Start of Data rows

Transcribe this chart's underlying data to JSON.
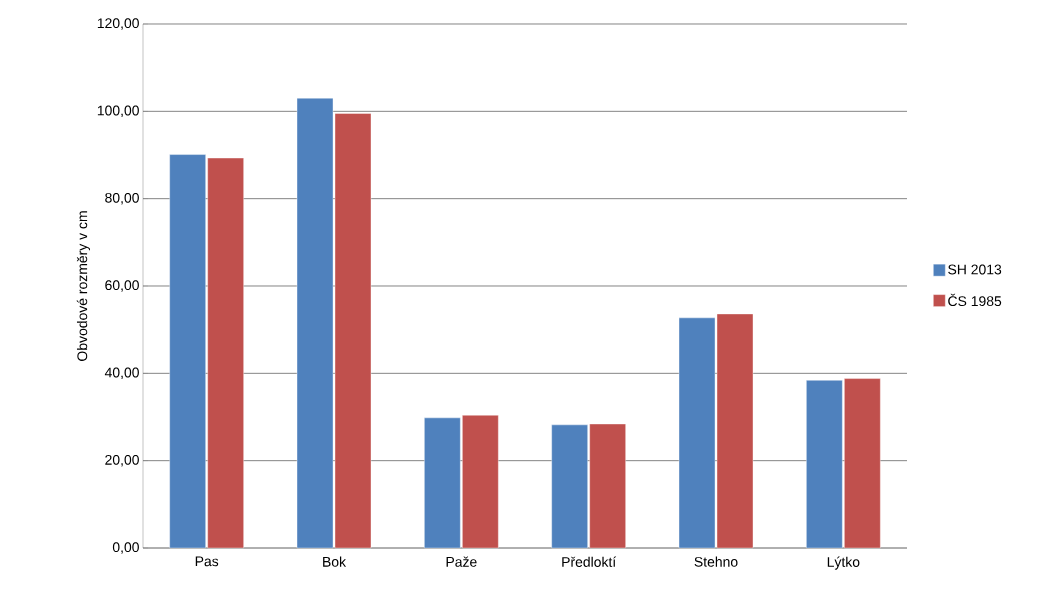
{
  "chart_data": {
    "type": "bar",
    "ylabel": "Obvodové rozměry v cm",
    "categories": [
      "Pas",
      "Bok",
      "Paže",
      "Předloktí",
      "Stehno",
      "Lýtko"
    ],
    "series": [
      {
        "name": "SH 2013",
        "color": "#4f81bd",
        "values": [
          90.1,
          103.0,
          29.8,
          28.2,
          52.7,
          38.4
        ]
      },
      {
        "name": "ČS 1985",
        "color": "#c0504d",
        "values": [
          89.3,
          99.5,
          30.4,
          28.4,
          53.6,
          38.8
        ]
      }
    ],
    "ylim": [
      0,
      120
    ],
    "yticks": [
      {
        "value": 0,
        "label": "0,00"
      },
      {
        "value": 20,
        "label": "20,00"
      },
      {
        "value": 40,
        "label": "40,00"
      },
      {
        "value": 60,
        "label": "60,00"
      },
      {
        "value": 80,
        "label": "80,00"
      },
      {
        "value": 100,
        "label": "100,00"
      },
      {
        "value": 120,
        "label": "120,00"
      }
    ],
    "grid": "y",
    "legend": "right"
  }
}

End of Data rows

### Given problem
Without the pictures, restate each entry exactly.

### Response to the task
Transcribe this chart's underlying data to JSON.
{
  "chart_data": {
    "type": "bar",
    "ylabel": "Obvodové rozměry v cm",
    "categories": [
      "Pas",
      "Bok",
      "Paže",
      "Předloktí",
      "Stehno",
      "Lýtko"
    ],
    "series": [
      {
        "name": "SH 2013",
        "color": "#4f81bd",
        "values": [
          90.1,
          103.0,
          29.8,
          28.2,
          52.7,
          38.4
        ]
      },
      {
        "name": "ČS 1985",
        "color": "#c0504d",
        "values": [
          89.3,
          99.5,
          30.4,
          28.4,
          53.6,
          38.8
        ]
      }
    ],
    "ylim": [
      0,
      120
    ],
    "yticks": [
      {
        "value": 0,
        "label": "0,00"
      },
      {
        "value": 20,
        "label": "20,00"
      },
      {
        "value": 40,
        "label": "40,00"
      },
      {
        "value": 60,
        "label": "60,00"
      },
      {
        "value": 80,
        "label": "80,00"
      },
      {
        "value": 100,
        "label": "100,00"
      },
      {
        "value": 120,
        "label": "120,00"
      }
    ],
    "grid": "y",
    "legend": "right"
  }
}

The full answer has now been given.